::: RECORDS TO USE

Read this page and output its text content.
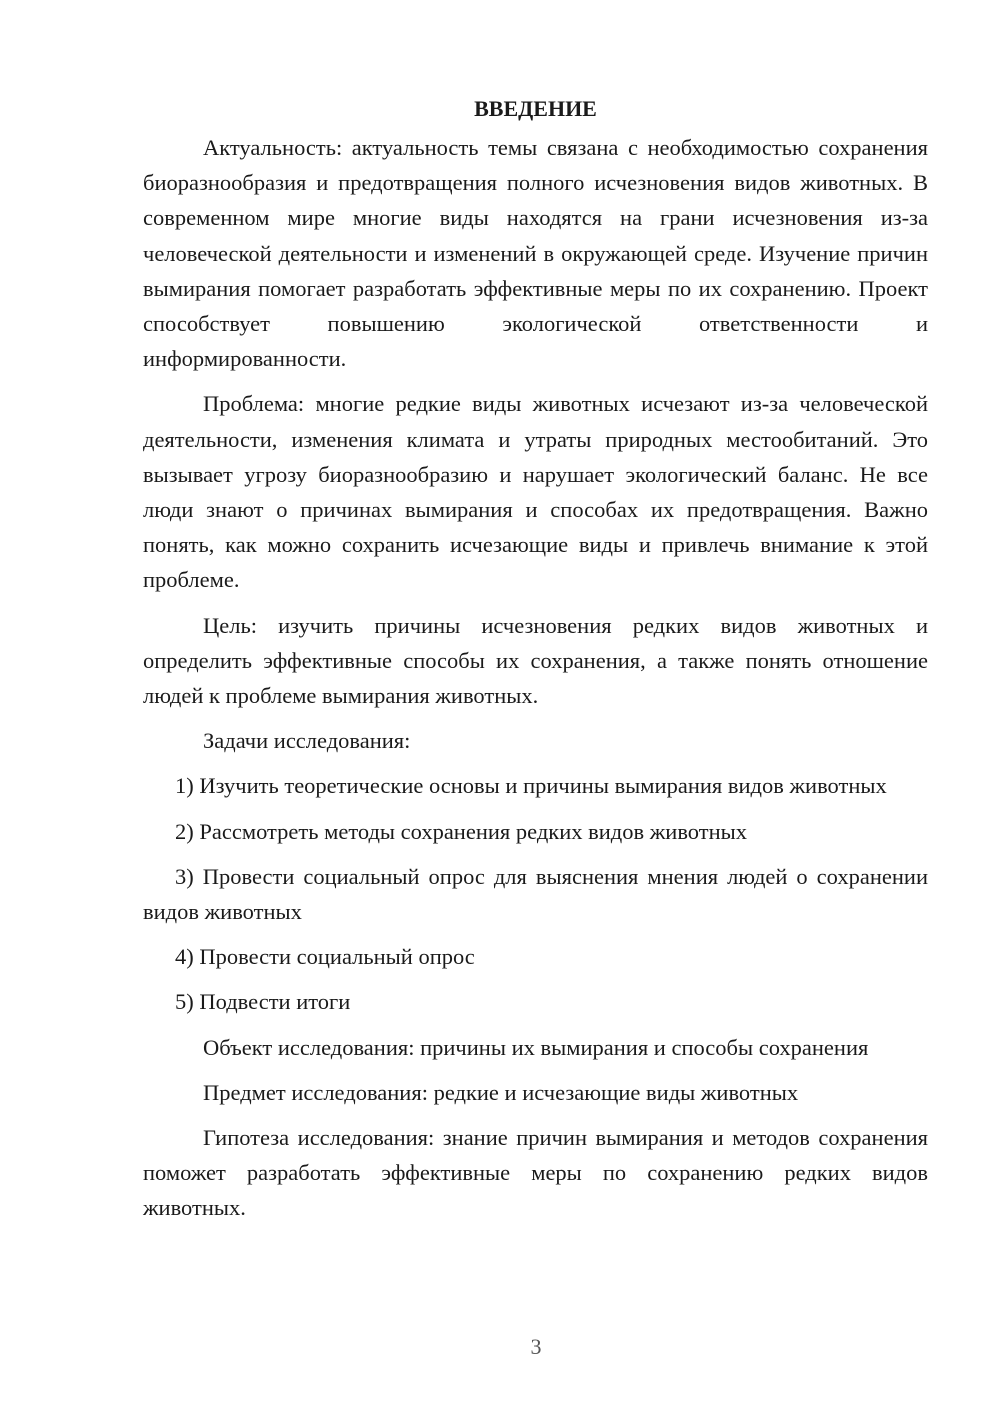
ВВЕДЕНИЕ

Актуальность: актуальность темы связана с необходимостью сохранения биоразнообразия и предотвращения полного исчезновения видов животных. В современном мире многие виды находятся на грани исчезновения из-за человеческой деятельности и изменений в окружающей среде. Изучение причин вымирания помогает разработать эффективные меры по их сохранению. Проект способствует повышению экологической ответственности и информированности.

Проблема: многие редкие виды животных исчезают из-за человеческой деятельности, изменения климата и утраты природных местообитаний. Это вызывает угрозу биоразнообразию и нарушает экологический баланс. Не все люди знают о причинах вымирания и способах их предотвращения. Важно понять, как можно сохранить исчезающие виды и привлечь внимание к этой проблеме.

Цель: изучить причины исчезновения редких видов животных и определить эффективные способы их сохранения, а также понять отношение людей к проблеме вымирания животных.

Задачи исследования:

1) Изучить теоретические основы и причины вымирания видов животных

2) Рассмотреть методы сохранения редких видов животных

3) Провести социальный опрос для выяснения мнения людей о сохранении видов животных

4) Провести социальный опрос

5) Подвести итоги

Объект исследования: причины их вымирания и способы сохранения

Предмет исследования: редкие и исчезающие виды животных

Гипотеза исследования: знание причин вымирания и методов сохранения поможет разработать эффективные меры по сохранению редких видов животных.

3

::::::

## THE REQUEST
Return all of the data exactly as written, and drop the pictures.

## RESULT OF THIS TASK
Read this page and output its text content.
ВВЕДЕНИЕ

Актуальность: актуальность темы связана с необходимостью сохранения биоразнообразия и предотвращения полного исчезновения видов животных. В современном мире многие виды находятся на грани исчезновения из-за человеческой деятельности и изменений в окружающей среде. Изучение причин вымирания помогает разработать эффективные меры по их сохранению. Проект способствует повышению экологической ответственности и информированности.

Проблема: многие редкие виды животных исчезают из-за человеческой деятельности, изменения климата и утраты природных местообитаний. Это вызывает угрозу биоразнообразию и нарушает экологический баланс. Не все люди знают о причинах вымирания и способах их предотвращения. Важно понять, как можно сохранить исчезающие виды и привлечь внимание к этой проблеме.

Цель: изучить причины исчезновения редких видов животных и определить эффективные способы их сохранения, а также понять отношение людей к проблеме вымирания животных.

Задачи исследования:

1) Изучить теоретические основы и причины вымирания видов животных

2) Рассмотреть методы сохранения редких видов животных

3) Провести социальный опрос для выяснения мнения людей о сохранении видов животных

4) Провести социальный опрос

5) Подвести итоги

Объект исследования: причины их вымирания и способы сохранения

Предмет исследования: редкие и исчезающие виды животных

Гипотеза исследования: знание причин вымирания и методов сохранения поможет разработать эффективные меры по сохранению редких видов животных.

3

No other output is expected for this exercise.